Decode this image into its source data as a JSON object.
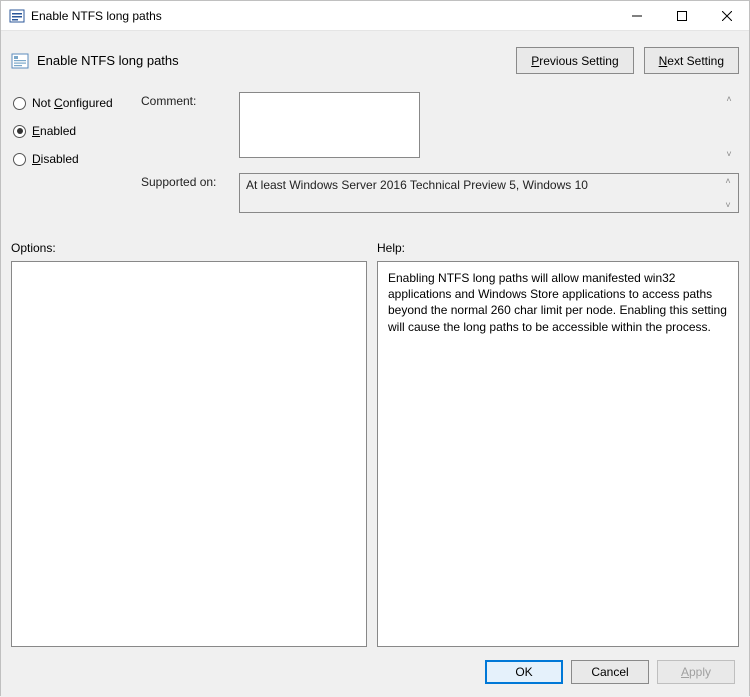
{
  "window": {
    "title": "Enable NTFS long paths"
  },
  "heading": "Enable NTFS long paths",
  "nav": {
    "previous": "Previous Setting",
    "next": "Next Setting"
  },
  "radios": {
    "not_configured": "Not Configured",
    "enabled": "Enabled",
    "disabled": "Disabled",
    "selected": "enabled"
  },
  "fields": {
    "comment_label": "Comment:",
    "comment_value": "",
    "supported_label": "Supported on:",
    "supported_value": "At least Windows Server 2016 Technical Preview 5, Windows 10"
  },
  "sections": {
    "options_label": "Options:",
    "help_label": "Help:",
    "help_text": "Enabling NTFS long paths will allow manifested win32 applications and Windows Store applications to access paths beyond the normal 260 char limit per node.  Enabling this setting will cause the long paths to be accessible within the process."
  },
  "buttons": {
    "ok": "OK",
    "cancel": "Cancel",
    "apply": "Apply"
  }
}
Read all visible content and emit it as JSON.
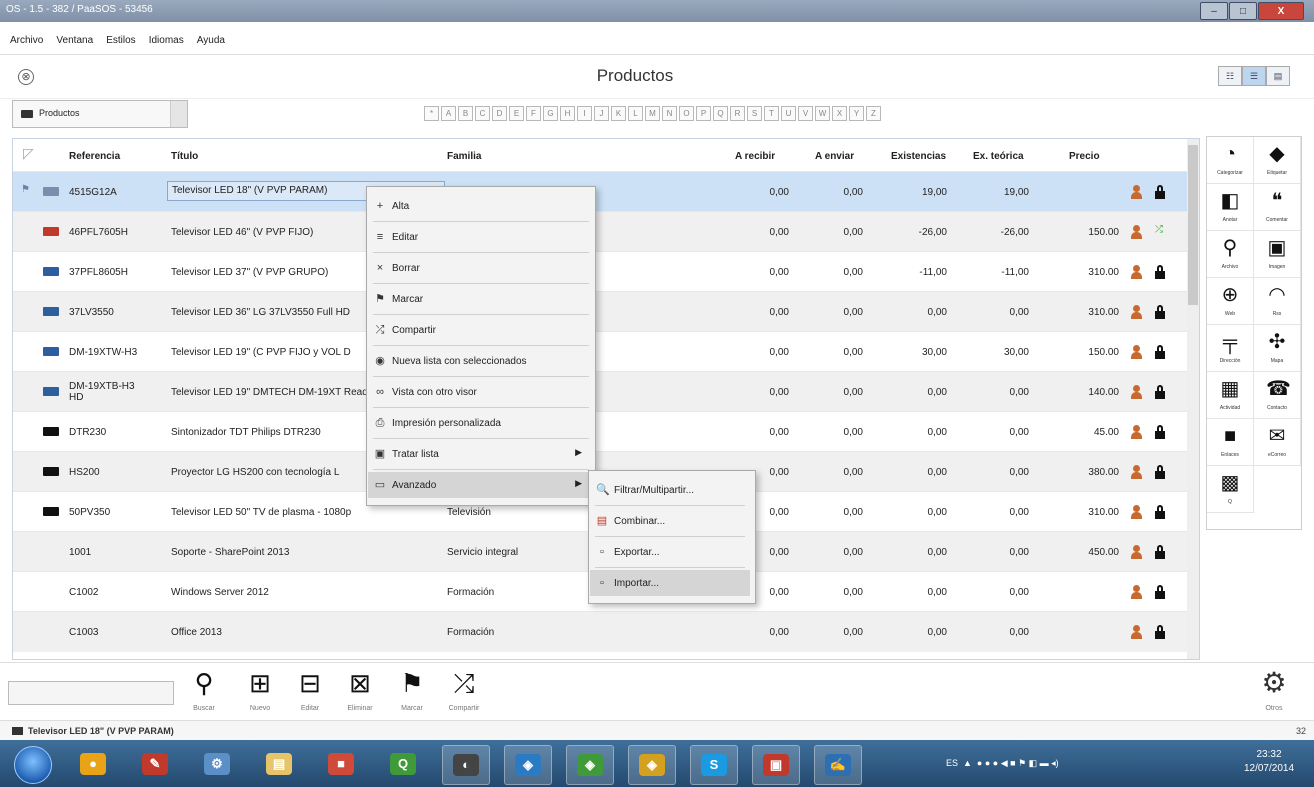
{
  "window": {
    "title": "OS - 1.5 - 382 / PaaSOS - 53456",
    "buttons": [
      "–",
      "□",
      "X"
    ]
  },
  "menubar": [
    "Archivo",
    "Ventana",
    "Estilos",
    "Idiomas",
    "Ayuda"
  ],
  "header": {
    "title": "Productos",
    "close_glyph": "⊗",
    "view_toggle": [
      "☷",
      "☰",
      "▤"
    ]
  },
  "selector": {
    "label": "Productos"
  },
  "alphabet": [
    "*",
    "A",
    "B",
    "C",
    "D",
    "E",
    "F",
    "G",
    "H",
    "I",
    "J",
    "K",
    "L",
    "M",
    "N",
    "O",
    "P",
    "Q",
    "R",
    "S",
    "T",
    "U",
    "V",
    "W",
    "X",
    "Y",
    "Z"
  ],
  "grid": {
    "columns": [
      "Referencia",
      "Título",
      "Familia",
      "A recibir",
      "A enviar",
      "Existencias",
      "Ex. teórica",
      "Precio"
    ],
    "rows": [
      {
        "ref": "4515G12A",
        "titulo": "Televisor LED 18\" (V PVP PARAM)",
        "familia": "",
        "recibir": "0,00",
        "enviar": "0,00",
        "existencias": "19,00",
        "teorica": "19,00",
        "precio": "",
        "status": "lock"
      },
      {
        "ref": "46PFL7605H",
        "titulo": "Televisor LED 46\" (V PVP FIJO)",
        "familia": "",
        "recibir": "0,00",
        "enviar": "0,00",
        "existencias": "-26,00",
        "teorica": "-26,00",
        "precio": "150.00",
        "status": "shuffle"
      },
      {
        "ref": "37PFL8605H",
        "titulo": "Televisor LED 37\" (V PVP GRUPO)",
        "familia": "",
        "recibir": "0,00",
        "enviar": "0,00",
        "existencias": "-11,00",
        "teorica": "-11,00",
        "precio": "310.00",
        "status": "lock"
      },
      {
        "ref": "37LV3550",
        "titulo": "Televisor LED 36\" LG 37LV3550 Full HD",
        "familia": "",
        "recibir": "0,00",
        "enviar": "0,00",
        "existencias": "0,00",
        "teorica": "0,00",
        "precio": "310.00",
        "status": "lock"
      },
      {
        "ref": "DM-19XTW-H3",
        "titulo": "Televisor LED 19\" (C PVP FIJO y VOL D",
        "familia": "",
        "recibir": "0,00",
        "enviar": "0,00",
        "existencias": "30,00",
        "teorica": "30,00",
        "precio": "150.00",
        "status": "lock"
      },
      {
        "ref": "DM-19XTB-H3 HD",
        "titulo": "Televisor LED 19\" DMTECH DM-19XT Ready",
        "familia": "",
        "recibir": "0,00",
        "enviar": "0,00",
        "existencias": "0,00",
        "teorica": "0,00",
        "precio": "140.00",
        "status": "lock"
      },
      {
        "ref": "DTR230",
        "titulo": "Sintonizador TDT Philips DTR230",
        "familia": "",
        "recibir": "0,00",
        "enviar": "0,00",
        "existencias": "0,00",
        "teorica": "0,00",
        "precio": "45.00",
        "status": "lock"
      },
      {
        "ref": "HS200",
        "titulo": "Proyector LG HS200 con tecnología L",
        "familia": "",
        "recibir": "0,00",
        "enviar": "0,00",
        "existencias": "0,00",
        "teorica": "0,00",
        "precio": "380.00",
        "status": "lock"
      },
      {
        "ref": "50PV350",
        "titulo": "Televisor LED 50\" TV de plasma - 1080p",
        "familia": "Televisión",
        "recibir": "0,00",
        "enviar": "0,00",
        "existencias": "0,00",
        "teorica": "0,00",
        "precio": "310.00",
        "status": "lock"
      },
      {
        "ref": "1001",
        "titulo": "Soporte - SharePoint 2013",
        "familia": "Servicio integral",
        "recibir": "0,00",
        "enviar": "0,00",
        "existencias": "0,00",
        "teorica": "0,00",
        "precio": "450.00",
        "status": "lock"
      },
      {
        "ref": "C1002",
        "titulo": "Windows Server 2012",
        "familia": "Formación",
        "recibir": "0,00",
        "enviar": "0,00",
        "existencias": "0,00",
        "teorica": "0,00",
        "precio": "",
        "status": "lock"
      },
      {
        "ref": "C1003",
        "titulo": "Office 2013",
        "familia": "Formación",
        "recibir": "0,00",
        "enviar": "0,00",
        "existencias": "0,00",
        "teorica": "0,00",
        "precio": "",
        "status": "lock"
      }
    ]
  },
  "context_menu": {
    "items": [
      {
        "label": "Alta",
        "icon": "+"
      },
      {
        "label": "Editar",
        "icon": "≡"
      },
      {
        "label": "Borrar",
        "icon": "×"
      },
      {
        "label": "Marcar",
        "icon": "⚑"
      },
      {
        "label": "Compartir",
        "icon": "⤮"
      },
      {
        "label": "Nueva lista con seleccionados",
        "icon": "◉"
      },
      {
        "label": "Vista con otro visor",
        "icon": "∞"
      },
      {
        "label": "Impresión personalizada",
        "icon": "⎙"
      },
      {
        "label": "Tratar lista",
        "icon": "▣"
      },
      {
        "label": "Avanzado",
        "icon": "▭"
      }
    ]
  },
  "submenu": {
    "items": [
      {
        "label": "Filtrar/Multipartir...",
        "icon": "🔍"
      },
      {
        "label": "Combinar...",
        "icon": "▤"
      },
      {
        "label": "Exportar...",
        "icon": "▫"
      },
      {
        "label": "Importar...",
        "icon": "▫"
      }
    ]
  },
  "right_panel": {
    "tiles": [
      {
        "label": "Categorizar",
        "glyph": "◔"
      },
      {
        "label": "Etiquetar",
        "glyph": "◆"
      },
      {
        "label": "Anotar",
        "glyph": "◧"
      },
      {
        "label": "Comentar",
        "glyph": "❝"
      },
      {
        "label": "Archivo",
        "glyph": "⚲"
      },
      {
        "label": "Imagen",
        "glyph": "▣"
      },
      {
        "label": "Web",
        "glyph": "⊕"
      },
      {
        "label": "Rss",
        "glyph": "◠"
      },
      {
        "label": "Dirección",
        "glyph": "╤"
      },
      {
        "label": "Mapa",
        "glyph": "✣"
      },
      {
        "label": "Actividad",
        "glyph": "▦"
      },
      {
        "label": "Contacto",
        "glyph": "☎"
      },
      {
        "label": "Enlaces",
        "glyph": "■"
      },
      {
        "label": "eCorreo",
        "glyph": "✉"
      },
      {
        "label": "Q",
        "glyph": "▩"
      }
    ]
  },
  "bottom_toolbar": {
    "buttons": [
      {
        "label": "Buscar",
        "glyph": "⚲"
      },
      {
        "label": "Nuevo",
        "glyph": "⊞"
      },
      {
        "label": "Editar",
        "glyph": "⊟"
      },
      {
        "label": "Eliminar",
        "glyph": "⊠"
      },
      {
        "label": "Marcar",
        "glyph": "⚑"
      },
      {
        "label": "Compartir",
        "glyph": "⤮"
      }
    ],
    "otros": {
      "label": "Otros",
      "glyph": "⚙"
    }
  },
  "status": {
    "text": "Televisor LED 18\" (V PVP PARAM)",
    "count": "32"
  },
  "taskbar": {
    "tray_lang": "ES",
    "time": "23:32",
    "date": "12/07/2014",
    "apps": [
      {
        "name": "chrome",
        "glyph": "●",
        "color": "#e8a317"
      },
      {
        "name": "paint",
        "glyph": "✎",
        "color": "#c0392b"
      },
      {
        "name": "tools",
        "glyph": "⚙",
        "color": "#5b8fc7"
      },
      {
        "name": "explorer",
        "glyph": "▤",
        "color": "#e5c46a"
      },
      {
        "name": "apps",
        "glyph": "■",
        "color": "#d04a3a"
      },
      {
        "name": "qlik",
        "glyph": "Q",
        "color": "#3f9a3a"
      },
      {
        "name": "os-app-1",
        "glyph": "◐",
        "color": "#444"
      },
      {
        "name": "os-app-2",
        "glyph": "◈",
        "color": "#2b7bc4"
      },
      {
        "name": "os-app-3",
        "glyph": "◈",
        "color": "#3f9a3a"
      },
      {
        "name": "os-app-4",
        "glyph": "◈",
        "color": "#d4a020"
      },
      {
        "name": "skype",
        "glyph": "S",
        "color": "#1a9ae0"
      },
      {
        "name": "remote",
        "glyph": "▣",
        "color": "#c0392b"
      },
      {
        "name": "pen",
        "glyph": "✍",
        "color": "#2c6fb2"
      }
    ]
  }
}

----------------

**What to work on:** Copy each line holding the word "lista" from the listing above.

**Solution to this task:**
        "label": "Nueva lista con seleccionados",
        "label": "Tratar lista",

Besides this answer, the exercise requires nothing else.